>> BEGIN Given data
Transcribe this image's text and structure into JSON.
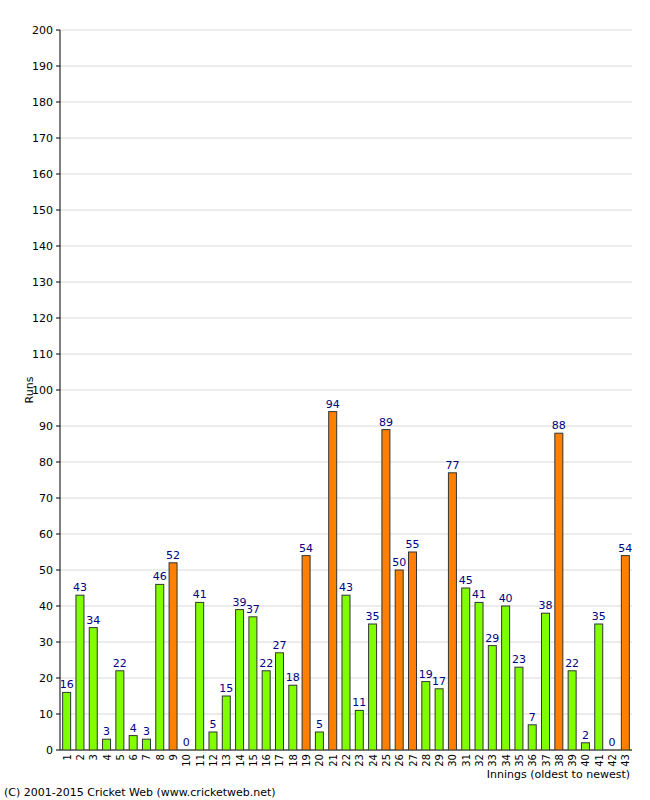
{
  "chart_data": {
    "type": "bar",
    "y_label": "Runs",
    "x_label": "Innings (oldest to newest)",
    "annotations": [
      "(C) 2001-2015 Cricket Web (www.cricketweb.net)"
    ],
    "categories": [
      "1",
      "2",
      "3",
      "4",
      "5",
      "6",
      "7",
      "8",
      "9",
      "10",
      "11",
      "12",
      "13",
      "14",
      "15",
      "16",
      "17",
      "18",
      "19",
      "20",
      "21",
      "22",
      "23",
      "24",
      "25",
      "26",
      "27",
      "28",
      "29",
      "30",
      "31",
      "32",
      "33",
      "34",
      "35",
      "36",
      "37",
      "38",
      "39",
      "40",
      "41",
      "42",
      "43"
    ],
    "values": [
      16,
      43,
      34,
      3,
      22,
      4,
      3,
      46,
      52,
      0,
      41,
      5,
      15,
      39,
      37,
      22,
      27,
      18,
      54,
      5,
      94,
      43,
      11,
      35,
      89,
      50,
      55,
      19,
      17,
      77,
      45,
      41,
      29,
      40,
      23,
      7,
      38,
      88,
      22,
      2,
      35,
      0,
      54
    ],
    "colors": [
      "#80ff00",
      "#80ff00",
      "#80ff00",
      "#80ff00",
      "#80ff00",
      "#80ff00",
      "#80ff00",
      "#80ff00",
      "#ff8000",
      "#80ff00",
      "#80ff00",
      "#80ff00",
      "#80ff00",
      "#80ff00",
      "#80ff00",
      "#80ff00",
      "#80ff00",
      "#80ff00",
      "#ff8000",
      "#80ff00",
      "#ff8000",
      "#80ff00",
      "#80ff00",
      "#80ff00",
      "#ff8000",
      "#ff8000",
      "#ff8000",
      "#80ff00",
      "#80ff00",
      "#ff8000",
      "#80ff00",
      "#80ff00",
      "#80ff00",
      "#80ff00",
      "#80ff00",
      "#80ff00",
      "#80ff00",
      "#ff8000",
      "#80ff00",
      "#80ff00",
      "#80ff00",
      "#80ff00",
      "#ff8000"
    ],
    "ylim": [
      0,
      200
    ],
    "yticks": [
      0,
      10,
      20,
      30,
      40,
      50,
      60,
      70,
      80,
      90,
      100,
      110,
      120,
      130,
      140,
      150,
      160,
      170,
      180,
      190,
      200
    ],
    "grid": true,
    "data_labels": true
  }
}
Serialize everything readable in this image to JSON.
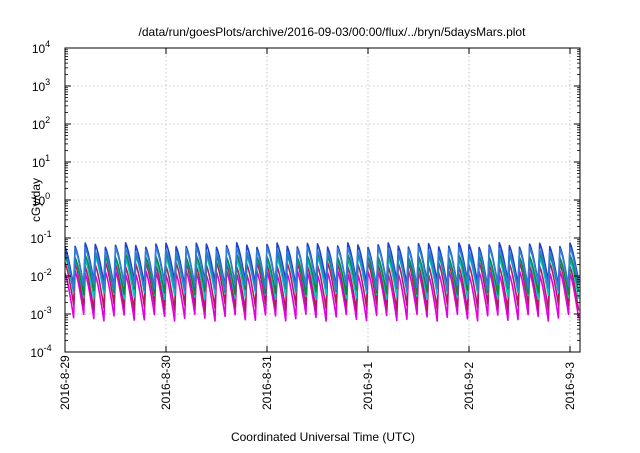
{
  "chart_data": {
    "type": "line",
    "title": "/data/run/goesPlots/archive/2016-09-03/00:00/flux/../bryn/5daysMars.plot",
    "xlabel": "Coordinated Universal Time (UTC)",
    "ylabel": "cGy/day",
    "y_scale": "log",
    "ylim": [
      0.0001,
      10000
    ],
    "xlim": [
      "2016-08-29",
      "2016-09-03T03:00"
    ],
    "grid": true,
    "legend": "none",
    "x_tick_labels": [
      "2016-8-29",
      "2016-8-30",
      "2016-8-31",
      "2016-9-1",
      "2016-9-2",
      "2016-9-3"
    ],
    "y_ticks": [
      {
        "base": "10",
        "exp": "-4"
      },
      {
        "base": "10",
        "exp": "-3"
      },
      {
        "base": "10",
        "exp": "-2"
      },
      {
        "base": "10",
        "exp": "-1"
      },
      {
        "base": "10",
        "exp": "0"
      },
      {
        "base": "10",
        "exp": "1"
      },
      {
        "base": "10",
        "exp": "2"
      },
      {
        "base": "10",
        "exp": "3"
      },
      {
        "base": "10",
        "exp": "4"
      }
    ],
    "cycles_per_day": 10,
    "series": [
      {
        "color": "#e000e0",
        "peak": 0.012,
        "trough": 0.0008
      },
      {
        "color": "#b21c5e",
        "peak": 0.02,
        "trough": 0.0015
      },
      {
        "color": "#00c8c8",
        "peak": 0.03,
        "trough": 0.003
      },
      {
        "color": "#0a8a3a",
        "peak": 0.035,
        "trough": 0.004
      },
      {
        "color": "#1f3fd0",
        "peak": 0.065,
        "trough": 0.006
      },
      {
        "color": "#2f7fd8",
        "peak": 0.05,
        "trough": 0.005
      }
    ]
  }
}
>> END Given data
◆ Task to complete
Find each line that has the word "trough", then copy it out.

◆ Correct answer
        "trough": 0.0008
        "trough": 0.0015
        "trough": 0.003
        "trough": 0.004
        "trough": 0.006
        "trough": 0.005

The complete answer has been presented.